_TO BE DONE_
Go through the records line by line and work out how many lines hold the word "solution". Answer with the number only.

+---+

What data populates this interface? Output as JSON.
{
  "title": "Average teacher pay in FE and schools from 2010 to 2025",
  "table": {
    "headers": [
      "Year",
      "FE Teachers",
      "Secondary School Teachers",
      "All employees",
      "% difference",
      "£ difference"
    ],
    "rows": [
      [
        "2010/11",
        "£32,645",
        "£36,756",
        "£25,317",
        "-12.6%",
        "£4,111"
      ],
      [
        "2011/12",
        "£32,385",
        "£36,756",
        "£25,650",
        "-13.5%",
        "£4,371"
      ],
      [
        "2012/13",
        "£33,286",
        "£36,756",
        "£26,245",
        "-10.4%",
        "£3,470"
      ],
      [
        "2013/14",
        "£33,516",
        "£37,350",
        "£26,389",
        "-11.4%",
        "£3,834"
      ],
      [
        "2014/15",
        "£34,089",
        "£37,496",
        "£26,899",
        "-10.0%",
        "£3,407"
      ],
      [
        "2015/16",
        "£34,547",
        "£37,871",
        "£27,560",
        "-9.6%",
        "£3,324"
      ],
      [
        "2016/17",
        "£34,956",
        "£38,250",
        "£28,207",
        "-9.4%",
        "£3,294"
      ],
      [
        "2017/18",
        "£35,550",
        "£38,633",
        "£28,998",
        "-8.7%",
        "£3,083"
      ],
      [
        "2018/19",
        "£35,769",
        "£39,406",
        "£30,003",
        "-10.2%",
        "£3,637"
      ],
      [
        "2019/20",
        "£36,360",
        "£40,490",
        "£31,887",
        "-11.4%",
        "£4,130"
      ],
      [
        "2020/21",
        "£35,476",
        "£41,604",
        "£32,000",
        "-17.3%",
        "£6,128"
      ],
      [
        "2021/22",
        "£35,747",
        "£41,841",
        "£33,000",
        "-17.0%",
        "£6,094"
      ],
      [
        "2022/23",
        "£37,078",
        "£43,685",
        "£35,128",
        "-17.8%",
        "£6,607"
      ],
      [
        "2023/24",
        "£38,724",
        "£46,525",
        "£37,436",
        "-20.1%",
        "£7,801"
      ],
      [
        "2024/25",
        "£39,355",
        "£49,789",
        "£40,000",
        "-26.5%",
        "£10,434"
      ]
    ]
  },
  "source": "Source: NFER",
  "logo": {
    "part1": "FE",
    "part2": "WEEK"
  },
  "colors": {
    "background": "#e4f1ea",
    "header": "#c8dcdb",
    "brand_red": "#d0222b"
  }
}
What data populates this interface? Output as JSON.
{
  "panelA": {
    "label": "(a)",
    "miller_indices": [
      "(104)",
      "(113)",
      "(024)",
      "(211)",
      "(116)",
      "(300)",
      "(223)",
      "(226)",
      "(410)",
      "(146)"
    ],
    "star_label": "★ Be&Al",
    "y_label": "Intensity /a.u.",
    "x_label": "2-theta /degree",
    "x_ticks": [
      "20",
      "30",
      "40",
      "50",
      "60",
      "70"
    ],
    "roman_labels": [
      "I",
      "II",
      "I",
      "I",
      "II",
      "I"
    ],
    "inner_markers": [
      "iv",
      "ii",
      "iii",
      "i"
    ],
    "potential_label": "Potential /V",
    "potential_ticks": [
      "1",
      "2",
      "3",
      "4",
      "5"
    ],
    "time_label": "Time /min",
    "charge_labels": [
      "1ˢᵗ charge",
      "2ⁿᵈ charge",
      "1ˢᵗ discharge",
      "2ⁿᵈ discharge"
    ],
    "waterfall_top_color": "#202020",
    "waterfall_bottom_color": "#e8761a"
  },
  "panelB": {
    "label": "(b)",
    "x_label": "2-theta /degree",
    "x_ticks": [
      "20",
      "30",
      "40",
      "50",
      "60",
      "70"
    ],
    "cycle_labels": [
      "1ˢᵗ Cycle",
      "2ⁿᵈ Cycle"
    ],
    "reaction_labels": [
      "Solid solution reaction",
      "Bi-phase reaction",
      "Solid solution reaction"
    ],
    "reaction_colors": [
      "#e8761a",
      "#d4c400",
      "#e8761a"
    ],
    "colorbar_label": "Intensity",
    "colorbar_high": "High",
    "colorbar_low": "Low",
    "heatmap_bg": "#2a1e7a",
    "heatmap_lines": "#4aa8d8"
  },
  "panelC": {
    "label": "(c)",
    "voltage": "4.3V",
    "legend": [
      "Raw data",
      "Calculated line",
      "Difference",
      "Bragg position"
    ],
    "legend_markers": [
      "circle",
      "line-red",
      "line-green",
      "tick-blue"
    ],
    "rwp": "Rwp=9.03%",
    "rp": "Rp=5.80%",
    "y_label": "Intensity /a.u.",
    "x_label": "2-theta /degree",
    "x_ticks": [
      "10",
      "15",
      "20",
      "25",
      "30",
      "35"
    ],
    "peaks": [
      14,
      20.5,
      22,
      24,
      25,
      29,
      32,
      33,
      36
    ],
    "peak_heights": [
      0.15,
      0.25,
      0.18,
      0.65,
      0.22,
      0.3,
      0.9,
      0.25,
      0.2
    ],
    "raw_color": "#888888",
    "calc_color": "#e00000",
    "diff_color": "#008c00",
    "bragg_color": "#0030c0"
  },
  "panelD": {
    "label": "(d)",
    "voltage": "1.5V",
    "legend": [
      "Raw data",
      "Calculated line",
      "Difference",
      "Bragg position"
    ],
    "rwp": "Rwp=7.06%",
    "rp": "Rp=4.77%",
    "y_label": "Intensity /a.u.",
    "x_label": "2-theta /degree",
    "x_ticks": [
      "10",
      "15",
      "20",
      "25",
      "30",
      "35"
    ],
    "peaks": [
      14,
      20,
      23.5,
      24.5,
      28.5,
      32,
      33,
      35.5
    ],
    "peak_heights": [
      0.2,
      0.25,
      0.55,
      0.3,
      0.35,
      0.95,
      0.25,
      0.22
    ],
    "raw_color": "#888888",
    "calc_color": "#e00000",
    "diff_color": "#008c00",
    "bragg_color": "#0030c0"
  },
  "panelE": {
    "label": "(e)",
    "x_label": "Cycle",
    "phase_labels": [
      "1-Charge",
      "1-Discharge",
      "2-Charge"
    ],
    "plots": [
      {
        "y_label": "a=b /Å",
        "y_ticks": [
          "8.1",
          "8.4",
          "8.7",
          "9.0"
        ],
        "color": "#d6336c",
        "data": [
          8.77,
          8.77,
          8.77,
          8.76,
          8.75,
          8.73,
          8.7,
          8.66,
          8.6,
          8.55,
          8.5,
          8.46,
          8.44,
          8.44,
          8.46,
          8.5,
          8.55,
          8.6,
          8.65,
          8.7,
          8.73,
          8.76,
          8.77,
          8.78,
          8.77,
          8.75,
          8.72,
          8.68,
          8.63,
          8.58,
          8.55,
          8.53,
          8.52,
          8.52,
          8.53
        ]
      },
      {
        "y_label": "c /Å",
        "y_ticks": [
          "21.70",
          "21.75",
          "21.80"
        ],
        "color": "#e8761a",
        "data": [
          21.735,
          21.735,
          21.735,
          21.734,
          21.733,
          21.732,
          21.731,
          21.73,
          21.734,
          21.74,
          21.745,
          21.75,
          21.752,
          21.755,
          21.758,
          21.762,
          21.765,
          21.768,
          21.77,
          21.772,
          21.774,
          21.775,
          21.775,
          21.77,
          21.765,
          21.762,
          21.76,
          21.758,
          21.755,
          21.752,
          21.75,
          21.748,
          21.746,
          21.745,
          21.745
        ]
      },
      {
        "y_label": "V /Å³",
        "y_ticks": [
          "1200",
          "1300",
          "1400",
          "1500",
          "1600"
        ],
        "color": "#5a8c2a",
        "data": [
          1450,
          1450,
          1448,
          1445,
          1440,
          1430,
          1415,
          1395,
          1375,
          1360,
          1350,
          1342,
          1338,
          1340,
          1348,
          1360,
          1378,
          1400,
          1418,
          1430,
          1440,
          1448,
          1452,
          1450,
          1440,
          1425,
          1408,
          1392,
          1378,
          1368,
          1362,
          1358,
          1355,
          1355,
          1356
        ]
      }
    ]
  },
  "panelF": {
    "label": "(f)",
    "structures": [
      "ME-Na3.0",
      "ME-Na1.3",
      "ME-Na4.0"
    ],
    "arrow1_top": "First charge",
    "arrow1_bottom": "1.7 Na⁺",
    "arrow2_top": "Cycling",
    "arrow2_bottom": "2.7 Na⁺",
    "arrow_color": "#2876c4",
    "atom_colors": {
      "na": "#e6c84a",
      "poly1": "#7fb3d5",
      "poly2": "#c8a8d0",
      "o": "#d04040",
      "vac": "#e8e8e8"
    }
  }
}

+---+

_COMPLETE RESPONSE_
2